Goal - Filter the lines below, copying only those with the string "تنحصر".

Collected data
** START **
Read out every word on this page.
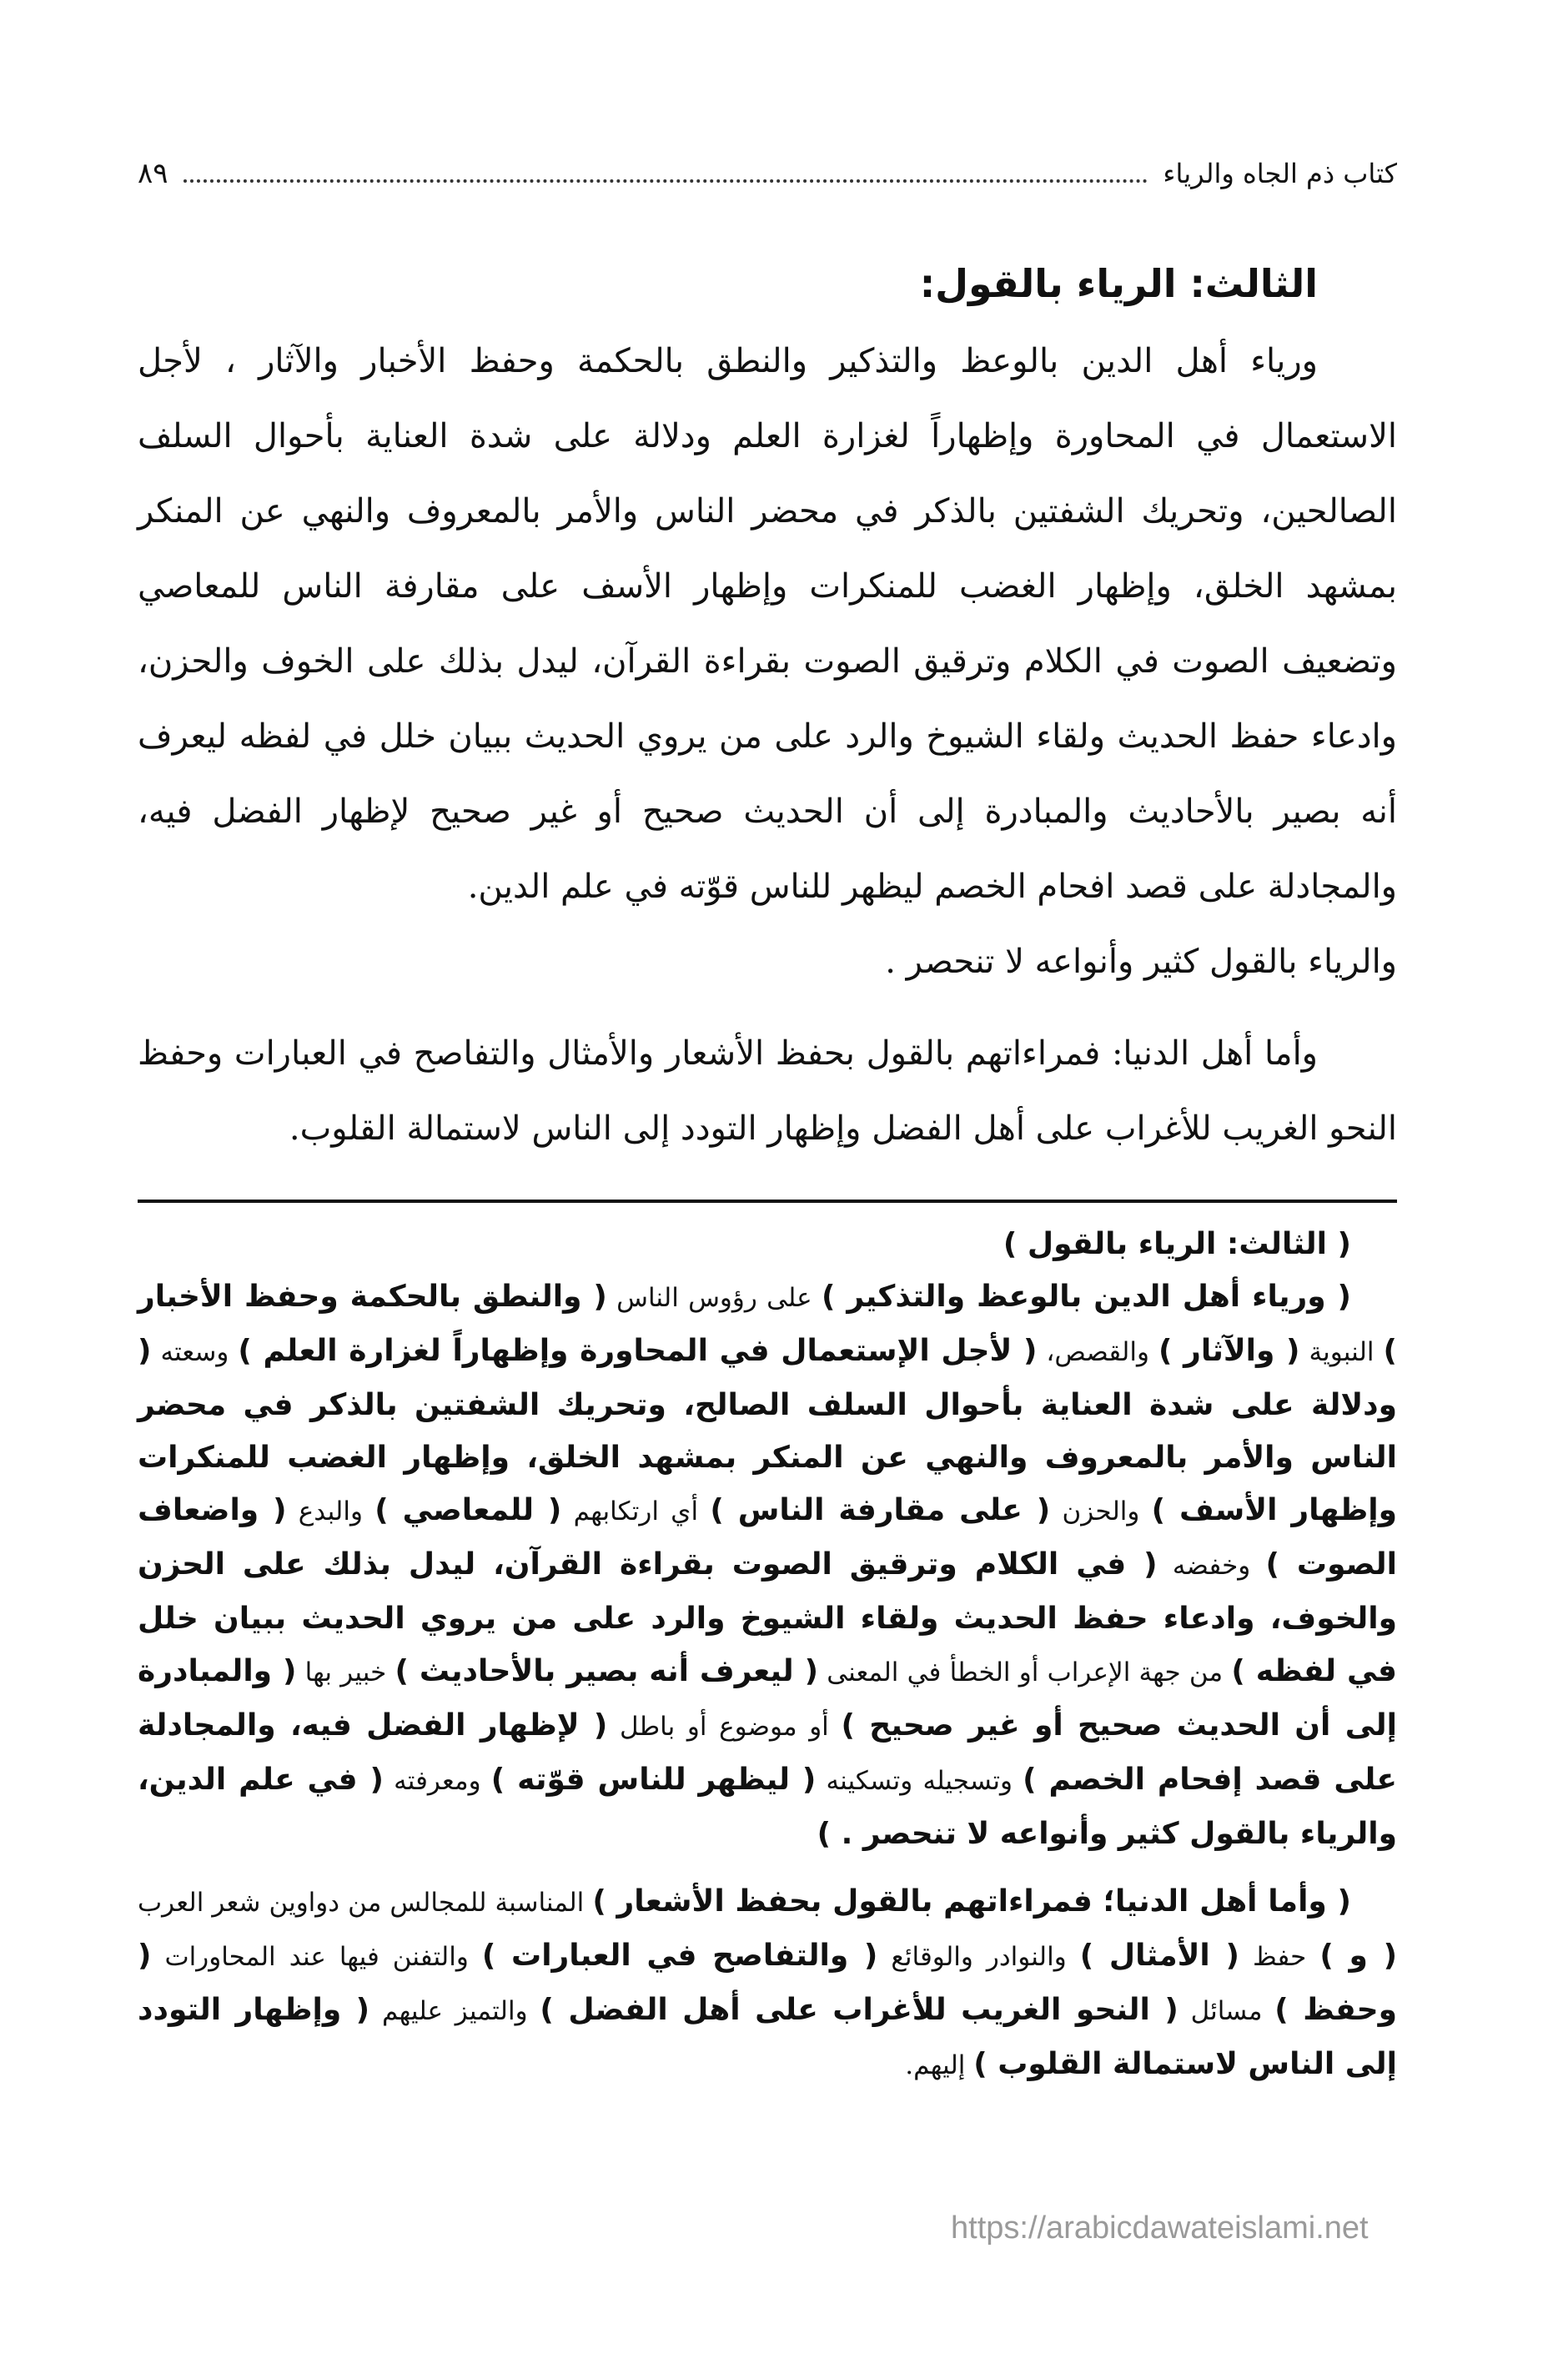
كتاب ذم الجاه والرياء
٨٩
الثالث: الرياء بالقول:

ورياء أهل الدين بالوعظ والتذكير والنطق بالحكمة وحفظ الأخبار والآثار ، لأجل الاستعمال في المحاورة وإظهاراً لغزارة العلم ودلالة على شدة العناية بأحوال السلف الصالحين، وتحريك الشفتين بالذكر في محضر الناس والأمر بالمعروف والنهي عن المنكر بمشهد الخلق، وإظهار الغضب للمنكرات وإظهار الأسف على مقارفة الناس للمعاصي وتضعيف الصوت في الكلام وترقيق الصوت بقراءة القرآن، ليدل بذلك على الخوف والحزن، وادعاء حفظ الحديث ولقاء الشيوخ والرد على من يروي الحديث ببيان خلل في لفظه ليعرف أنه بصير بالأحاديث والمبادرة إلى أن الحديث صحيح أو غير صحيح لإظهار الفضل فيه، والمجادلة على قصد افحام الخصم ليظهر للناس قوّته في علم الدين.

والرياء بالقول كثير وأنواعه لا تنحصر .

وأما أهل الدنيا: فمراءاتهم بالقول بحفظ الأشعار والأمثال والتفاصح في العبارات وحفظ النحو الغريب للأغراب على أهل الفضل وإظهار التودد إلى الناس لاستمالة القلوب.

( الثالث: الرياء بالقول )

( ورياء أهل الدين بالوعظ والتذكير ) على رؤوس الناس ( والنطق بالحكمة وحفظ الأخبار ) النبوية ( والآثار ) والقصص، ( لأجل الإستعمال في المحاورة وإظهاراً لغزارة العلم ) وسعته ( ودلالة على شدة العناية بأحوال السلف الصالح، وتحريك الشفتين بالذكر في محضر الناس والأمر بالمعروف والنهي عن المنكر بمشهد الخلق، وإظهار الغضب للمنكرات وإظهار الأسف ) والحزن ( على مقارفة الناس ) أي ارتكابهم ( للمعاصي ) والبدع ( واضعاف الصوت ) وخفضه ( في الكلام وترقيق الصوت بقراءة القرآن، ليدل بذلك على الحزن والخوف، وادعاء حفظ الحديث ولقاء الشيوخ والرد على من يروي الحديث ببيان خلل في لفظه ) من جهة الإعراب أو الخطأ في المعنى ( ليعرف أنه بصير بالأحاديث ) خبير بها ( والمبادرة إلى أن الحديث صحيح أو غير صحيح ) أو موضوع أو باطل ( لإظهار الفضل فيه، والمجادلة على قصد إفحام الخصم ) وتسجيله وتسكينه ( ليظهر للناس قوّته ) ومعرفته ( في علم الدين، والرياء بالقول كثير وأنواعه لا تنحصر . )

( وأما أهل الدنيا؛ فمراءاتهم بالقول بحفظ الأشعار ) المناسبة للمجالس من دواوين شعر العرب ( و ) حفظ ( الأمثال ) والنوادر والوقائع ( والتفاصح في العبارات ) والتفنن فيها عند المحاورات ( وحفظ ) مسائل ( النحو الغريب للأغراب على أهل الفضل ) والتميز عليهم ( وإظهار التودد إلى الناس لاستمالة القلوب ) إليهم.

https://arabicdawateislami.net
** END **
** START **
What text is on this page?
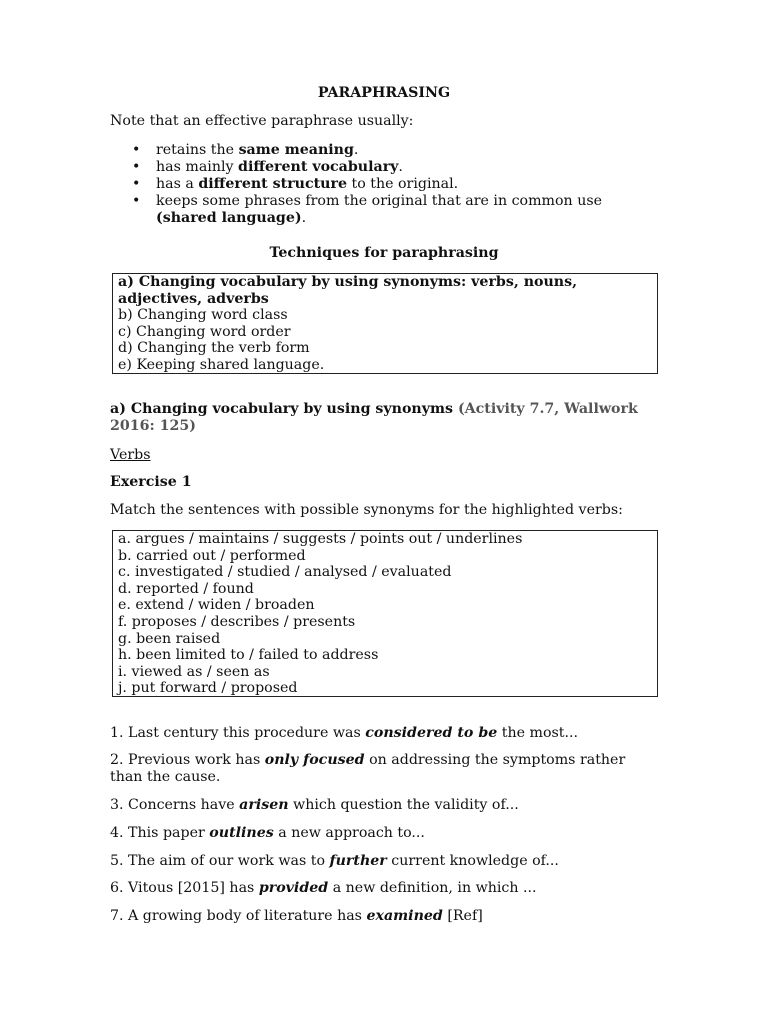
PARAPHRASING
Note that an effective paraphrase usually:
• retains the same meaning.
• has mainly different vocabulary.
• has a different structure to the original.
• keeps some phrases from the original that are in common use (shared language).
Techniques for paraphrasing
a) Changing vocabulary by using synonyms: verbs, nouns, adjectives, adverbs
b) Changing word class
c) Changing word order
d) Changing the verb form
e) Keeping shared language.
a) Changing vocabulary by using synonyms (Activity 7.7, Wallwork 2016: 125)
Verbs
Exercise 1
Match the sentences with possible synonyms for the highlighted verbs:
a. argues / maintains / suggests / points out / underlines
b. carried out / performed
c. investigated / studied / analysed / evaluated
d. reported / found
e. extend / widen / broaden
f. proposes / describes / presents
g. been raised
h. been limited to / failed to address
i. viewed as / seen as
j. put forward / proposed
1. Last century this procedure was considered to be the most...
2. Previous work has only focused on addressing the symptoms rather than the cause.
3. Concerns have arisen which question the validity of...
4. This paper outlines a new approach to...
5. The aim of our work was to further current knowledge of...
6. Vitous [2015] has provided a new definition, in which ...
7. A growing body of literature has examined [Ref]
** END **
Complete answer -
والرياء بالقول كثير وأنواعه لا تنحصر .
( ورياء أهل الدين بالوعظ والتذكير ) على رؤوس الناس ( والنطق بالحكمة وحفظ الأخبار ) النبوية ( والآثار ) والقصص، ( لأجل الإستعمال في المحاورة وإظهاراً لغزارة العلم ) وسعته ( ودلالة على شدة العناية بأحوال السلف الصالح، وتحريك الشفتين بالذكر في محضر الناس والأمر بالمعروف والنهي عن المنكر بمشهد الخلق، وإظهار الغضب للمنكرات وإظهار الأسف ) والحزن ( على مقارفة الناس ) أي ارتكابهم ( للمعاصي ) والبدع ( واضعاف الصوت ) وخفضه ( في الكلام وترقيق الصوت بقراءة القرآن، ليدل بذلك على الحزن والخوف، وادعاء حفظ الحديث ولقاء الشيوخ والرد على من يروي الحديث ببيان خلل في لفظه ) من جهة الإعراب أو الخطأ في المعنى ( ليعرف أنه بصير بالأحاديث ) خبير بها ( والمبادرة إلى أن الحديث صحيح أو غير صحيح ) أو موضوع أو باطل ( لإظهار الفضل فيه، والمجادلة على قصد إفحام الخصم ) وتسجيله وتسكينه ( ليظهر للناس قوّته ) ومعرفته ( في علم الدين، والرياء بالقول كثير وأنواعه لا تنحصر . )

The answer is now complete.